Exercise objective: Search the material for the word "pmax" and copy each line that holds it.

— Start Records to use —

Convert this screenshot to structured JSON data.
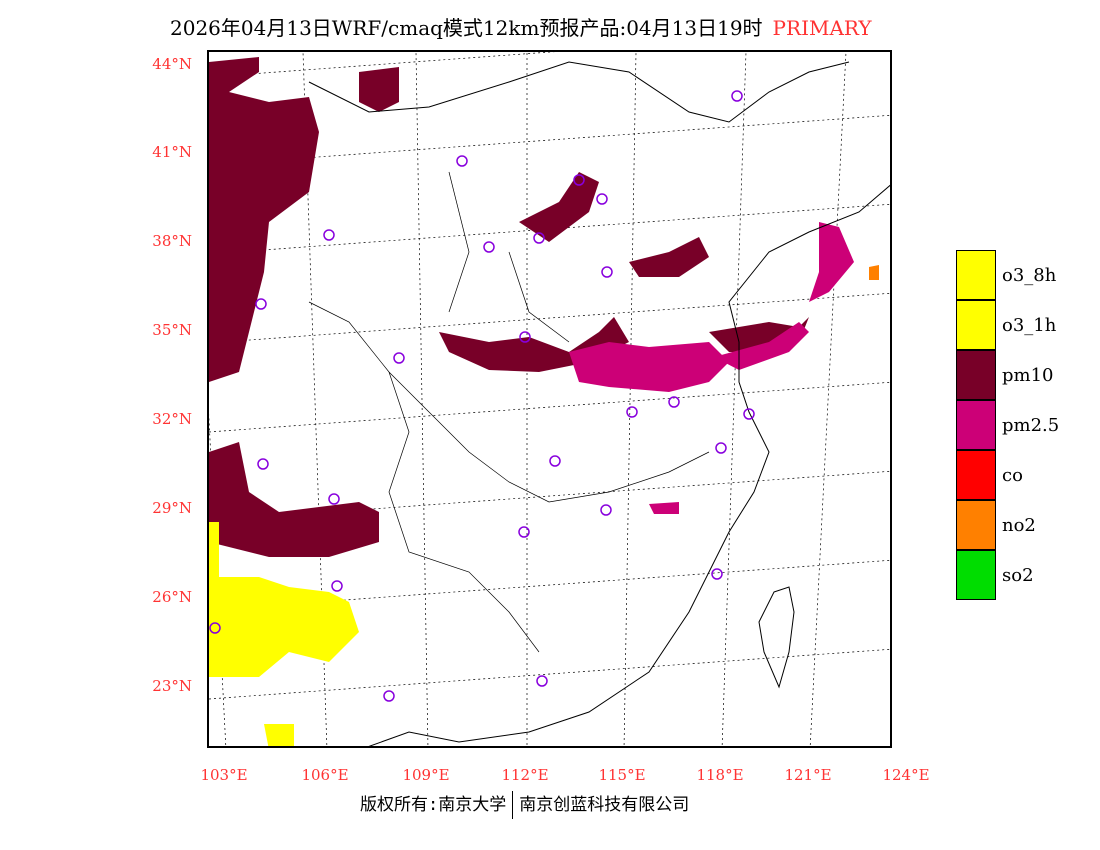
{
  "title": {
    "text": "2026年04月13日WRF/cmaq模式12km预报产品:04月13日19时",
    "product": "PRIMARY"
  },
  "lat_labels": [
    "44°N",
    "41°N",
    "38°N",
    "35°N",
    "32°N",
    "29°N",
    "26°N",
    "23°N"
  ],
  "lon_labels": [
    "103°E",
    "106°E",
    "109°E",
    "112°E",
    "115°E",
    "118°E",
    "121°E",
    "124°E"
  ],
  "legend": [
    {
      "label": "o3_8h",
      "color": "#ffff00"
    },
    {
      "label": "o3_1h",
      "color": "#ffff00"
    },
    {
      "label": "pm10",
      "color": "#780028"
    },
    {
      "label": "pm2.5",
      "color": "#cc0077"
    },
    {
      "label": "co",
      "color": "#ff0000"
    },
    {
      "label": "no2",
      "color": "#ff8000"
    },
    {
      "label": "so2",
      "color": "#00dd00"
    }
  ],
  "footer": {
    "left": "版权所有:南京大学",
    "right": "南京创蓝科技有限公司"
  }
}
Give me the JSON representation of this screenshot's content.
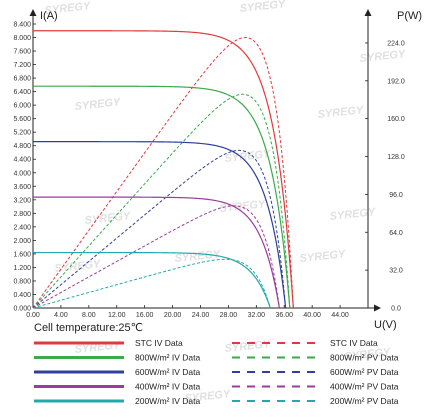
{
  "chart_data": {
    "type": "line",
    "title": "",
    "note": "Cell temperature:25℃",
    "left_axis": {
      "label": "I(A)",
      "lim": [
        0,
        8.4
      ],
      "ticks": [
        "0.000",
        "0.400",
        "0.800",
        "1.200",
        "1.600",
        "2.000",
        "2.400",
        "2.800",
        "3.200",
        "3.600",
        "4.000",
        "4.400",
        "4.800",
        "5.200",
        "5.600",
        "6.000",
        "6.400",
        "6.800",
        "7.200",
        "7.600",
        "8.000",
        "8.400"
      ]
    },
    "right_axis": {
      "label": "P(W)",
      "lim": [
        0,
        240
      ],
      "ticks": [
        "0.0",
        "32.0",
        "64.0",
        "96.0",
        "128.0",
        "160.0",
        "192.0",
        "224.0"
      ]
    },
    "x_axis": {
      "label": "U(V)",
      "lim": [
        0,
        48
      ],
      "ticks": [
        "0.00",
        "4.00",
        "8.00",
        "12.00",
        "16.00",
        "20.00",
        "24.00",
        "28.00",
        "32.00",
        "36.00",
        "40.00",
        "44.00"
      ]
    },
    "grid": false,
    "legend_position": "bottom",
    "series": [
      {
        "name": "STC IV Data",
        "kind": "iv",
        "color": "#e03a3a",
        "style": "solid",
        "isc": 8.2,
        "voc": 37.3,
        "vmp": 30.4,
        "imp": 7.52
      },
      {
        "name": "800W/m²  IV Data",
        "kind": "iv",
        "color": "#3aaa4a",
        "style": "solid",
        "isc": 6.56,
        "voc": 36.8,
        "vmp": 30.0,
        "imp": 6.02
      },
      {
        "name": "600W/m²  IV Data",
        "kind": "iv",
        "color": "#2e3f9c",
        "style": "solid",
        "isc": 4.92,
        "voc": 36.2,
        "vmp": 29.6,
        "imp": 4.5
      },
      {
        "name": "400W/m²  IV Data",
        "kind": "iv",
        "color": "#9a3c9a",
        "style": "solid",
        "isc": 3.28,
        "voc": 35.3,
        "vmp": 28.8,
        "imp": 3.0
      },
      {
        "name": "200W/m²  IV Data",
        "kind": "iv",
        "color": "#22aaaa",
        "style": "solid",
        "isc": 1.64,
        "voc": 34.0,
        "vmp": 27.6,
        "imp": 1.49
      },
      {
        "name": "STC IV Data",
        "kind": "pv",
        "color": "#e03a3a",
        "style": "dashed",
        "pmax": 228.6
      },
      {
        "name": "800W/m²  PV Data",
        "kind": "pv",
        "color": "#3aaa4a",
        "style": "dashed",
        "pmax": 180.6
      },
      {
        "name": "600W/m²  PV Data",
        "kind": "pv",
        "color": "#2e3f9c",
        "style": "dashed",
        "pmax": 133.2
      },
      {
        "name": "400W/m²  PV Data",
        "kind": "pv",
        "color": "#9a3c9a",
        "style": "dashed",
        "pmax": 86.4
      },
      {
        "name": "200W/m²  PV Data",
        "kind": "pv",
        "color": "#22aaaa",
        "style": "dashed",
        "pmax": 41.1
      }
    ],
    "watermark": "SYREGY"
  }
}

— End Records to use —

Written response:
        "pmax": 228.6
        "pmax": 180.6
        "pmax": 133.2
        "pmax": 86.4
        "pmax": 41.1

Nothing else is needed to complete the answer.